* [Challenge]: Collect all lines from the listing that include the string "title".

────

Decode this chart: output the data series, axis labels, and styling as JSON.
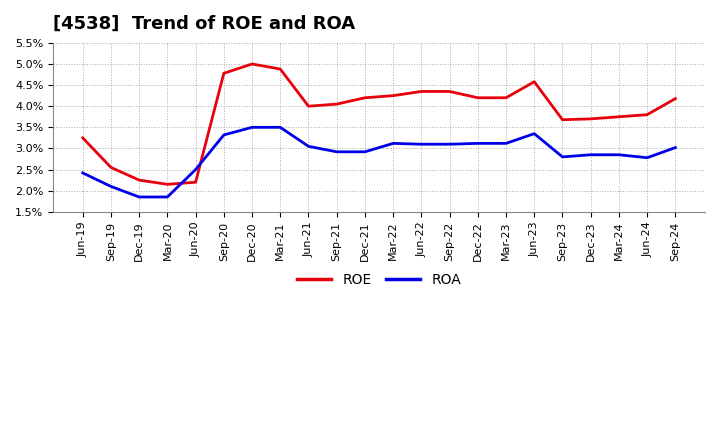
{
  "title": "[4538]  Trend of ROE and ROA",
  "x_labels": [
    "Jun-19",
    "Sep-19",
    "Dec-19",
    "Mar-20",
    "Jun-20",
    "Sep-20",
    "Dec-20",
    "Mar-21",
    "Jun-21",
    "Sep-21",
    "Dec-21",
    "Mar-22",
    "Jun-22",
    "Sep-22",
    "Dec-22",
    "Mar-23",
    "Jun-23",
    "Sep-23",
    "Dec-23",
    "Mar-24",
    "Jun-24",
    "Sep-24"
  ],
  "roe": [
    3.25,
    2.55,
    2.25,
    2.15,
    2.2,
    4.78,
    5.0,
    4.88,
    4.0,
    4.05,
    4.2,
    4.25,
    4.35,
    4.35,
    4.2,
    4.2,
    4.58,
    3.68,
    3.7,
    3.75,
    3.8,
    4.18
  ],
  "roa": [
    2.42,
    2.1,
    1.85,
    1.85,
    2.5,
    3.32,
    3.5,
    3.5,
    3.05,
    2.92,
    2.92,
    3.12,
    3.1,
    3.1,
    3.12,
    3.12,
    3.35,
    2.8,
    2.85,
    2.85,
    2.78,
    3.02
  ],
  "roe_color": "#e8000d",
  "roa_color": "#0000e8",
  "ylim_min": 1.5,
  "ylim_max": 5.5,
  "yticks": [
    1.5,
    2.0,
    2.5,
    3.0,
    3.5,
    4.0,
    4.5,
    5.0,
    5.5
  ],
  "background_color": "#ffffff",
  "plot_bg_color": "#ffffff",
  "grid_color": "#aaaaaa",
  "legend_labels": [
    "ROE",
    "ROA"
  ],
  "line_width": 2.0
}
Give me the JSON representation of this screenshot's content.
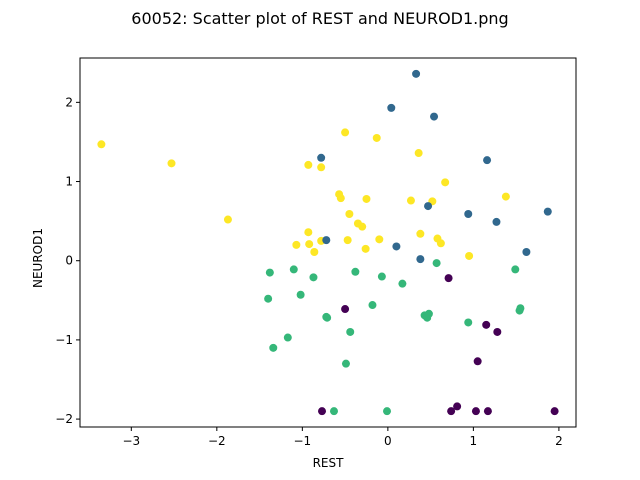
{
  "chart_data": {
    "type": "scatter",
    "title": "60052: Scatter plot of REST and NEUROD1.png",
    "xlabel": "REST",
    "ylabel": "NEUROD1",
    "xlim": [
      -3.6,
      2.2
    ],
    "ylim": [
      -2.1,
      2.56
    ],
    "xticks": [
      -3,
      -2,
      -1,
      0,
      1,
      2
    ],
    "yticks": [
      -2,
      -1,
      0,
      1,
      2
    ],
    "grid": false,
    "colors": {
      "yellow": "#fde725",
      "blue": "#31688e",
      "green": "#35b779",
      "purple": "#440154"
    },
    "points": [
      {
        "x": -3.35,
        "y": 1.47,
        "c": "yellow"
      },
      {
        "x": -2.53,
        "y": 1.23,
        "c": "yellow"
      },
      {
        "x": -1.87,
        "y": 0.52,
        "c": "yellow"
      },
      {
        "x": -0.93,
        "y": 1.21,
        "c": "yellow"
      },
      {
        "x": -0.78,
        "y": 1.18,
        "c": "yellow"
      },
      {
        "x": -0.5,
        "y": 1.62,
        "c": "yellow"
      },
      {
        "x": -0.13,
        "y": 1.55,
        "c": "yellow"
      },
      {
        "x": 0.36,
        "y": 1.36,
        "c": "yellow"
      },
      {
        "x": -0.57,
        "y": 0.84,
        "c": "yellow"
      },
      {
        "x": -0.55,
        "y": 0.79,
        "c": "yellow"
      },
      {
        "x": -0.25,
        "y": 0.78,
        "c": "yellow"
      },
      {
        "x": 0.27,
        "y": 0.76,
        "c": "yellow"
      },
      {
        "x": 0.52,
        "y": 0.75,
        "c": "yellow"
      },
      {
        "x": 0.67,
        "y": 0.99,
        "c": "yellow"
      },
      {
        "x": 1.38,
        "y": 0.81,
        "c": "yellow"
      },
      {
        "x": -0.45,
        "y": 0.59,
        "c": "yellow"
      },
      {
        "x": -0.35,
        "y": 0.47,
        "c": "yellow"
      },
      {
        "x": -0.3,
        "y": 0.43,
        "c": "yellow"
      },
      {
        "x": -0.93,
        "y": 0.36,
        "c": "yellow"
      },
      {
        "x": -0.47,
        "y": 0.26,
        "c": "yellow"
      },
      {
        "x": -0.78,
        "y": 0.25,
        "c": "yellow"
      },
      {
        "x": -1.07,
        "y": 0.2,
        "c": "yellow"
      },
      {
        "x": -0.92,
        "y": 0.21,
        "c": "yellow"
      },
      {
        "x": -0.86,
        "y": 0.11,
        "c": "yellow"
      },
      {
        "x": -0.26,
        "y": 0.15,
        "c": "yellow"
      },
      {
        "x": -0.1,
        "y": 0.27,
        "c": "yellow"
      },
      {
        "x": 0.38,
        "y": 0.34,
        "c": "yellow"
      },
      {
        "x": 0.58,
        "y": 0.28,
        "c": "yellow"
      },
      {
        "x": 0.62,
        "y": 0.22,
        "c": "yellow"
      },
      {
        "x": 0.95,
        "y": 0.06,
        "c": "yellow"
      },
      {
        "x": 0.33,
        "y": 2.36,
        "c": "blue"
      },
      {
        "x": 0.04,
        "y": 1.93,
        "c": "blue"
      },
      {
        "x": 0.54,
        "y": 1.82,
        "c": "blue"
      },
      {
        "x": -0.78,
        "y": 1.3,
        "c": "blue"
      },
      {
        "x": 1.16,
        "y": 1.27,
        "c": "blue"
      },
      {
        "x": 0.47,
        "y": 0.69,
        "c": "blue"
      },
      {
        "x": 0.94,
        "y": 0.59,
        "c": "blue"
      },
      {
        "x": 1.27,
        "y": 0.49,
        "c": "blue"
      },
      {
        "x": 1.87,
        "y": 0.62,
        "c": "blue"
      },
      {
        "x": -0.72,
        "y": 0.26,
        "c": "blue"
      },
      {
        "x": 0.1,
        "y": 0.18,
        "c": "blue"
      },
      {
        "x": 0.38,
        "y": 0.02,
        "c": "blue"
      },
      {
        "x": 1.62,
        "y": 0.11,
        "c": "blue"
      },
      {
        "x": -1.38,
        "y": -0.15,
        "c": "green"
      },
      {
        "x": -1.1,
        "y": -0.11,
        "c": "green"
      },
      {
        "x": -0.87,
        "y": -0.21,
        "c": "green"
      },
      {
        "x": -0.38,
        "y": -0.14,
        "c": "green"
      },
      {
        "x": -0.07,
        "y": -0.2,
        "c": "green"
      },
      {
        "x": 0.17,
        "y": -0.29,
        "c": "green"
      },
      {
        "x": 0.57,
        "y": -0.03,
        "c": "green"
      },
      {
        "x": 1.49,
        "y": -0.11,
        "c": "green"
      },
      {
        "x": -1.4,
        "y": -0.48,
        "c": "green"
      },
      {
        "x": -1.02,
        "y": -0.43,
        "c": "green"
      },
      {
        "x": -0.72,
        "y": -0.71,
        "c": "green"
      },
      {
        "x": -0.71,
        "y": -0.72,
        "c": "green"
      },
      {
        "x": -0.18,
        "y": -0.56,
        "c": "green"
      },
      {
        "x": 0.43,
        "y": -0.69,
        "c": "green"
      },
      {
        "x": 0.46,
        "y": -0.72,
        "c": "green"
      },
      {
        "x": 0.48,
        "y": -0.67,
        "c": "green"
      },
      {
        "x": 0.94,
        "y": -0.78,
        "c": "green"
      },
      {
        "x": 1.54,
        "y": -0.63,
        "c": "green"
      },
      {
        "x": 1.55,
        "y": -0.6,
        "c": "green"
      },
      {
        "x": -0.44,
        "y": -0.9,
        "c": "green"
      },
      {
        "x": -1.17,
        "y": -0.97,
        "c": "green"
      },
      {
        "x": -1.34,
        "y": -1.1,
        "c": "green"
      },
      {
        "x": -0.49,
        "y": -1.3,
        "c": "green"
      },
      {
        "x": -0.63,
        "y": -1.9,
        "c": "green"
      },
      {
        "x": -0.01,
        "y": -1.9,
        "c": "green"
      },
      {
        "x": 0.71,
        "y": -0.22,
        "c": "purple"
      },
      {
        "x": -0.5,
        "y": -0.61,
        "c": "purple"
      },
      {
        "x": 1.15,
        "y": -0.81,
        "c": "purple"
      },
      {
        "x": 1.28,
        "y": -0.9,
        "c": "purple"
      },
      {
        "x": 1.05,
        "y": -1.27,
        "c": "purple"
      },
      {
        "x": -0.77,
        "y": -1.9,
        "c": "purple"
      },
      {
        "x": 0.74,
        "y": -1.9,
        "c": "purple"
      },
      {
        "x": 0.81,
        "y": -1.84,
        "c": "purple"
      },
      {
        "x": 1.03,
        "y": -1.9,
        "c": "purple"
      },
      {
        "x": 1.17,
        "y": -1.9,
        "c": "purple"
      },
      {
        "x": 1.95,
        "y": -1.9,
        "c": "purple"
      }
    ]
  }
}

────

* [Answer in full]:
  "title": "[4538]  Trend of ROE and ROA",
    "title": "60052: Scatter plot of REST and NEUROD1.png",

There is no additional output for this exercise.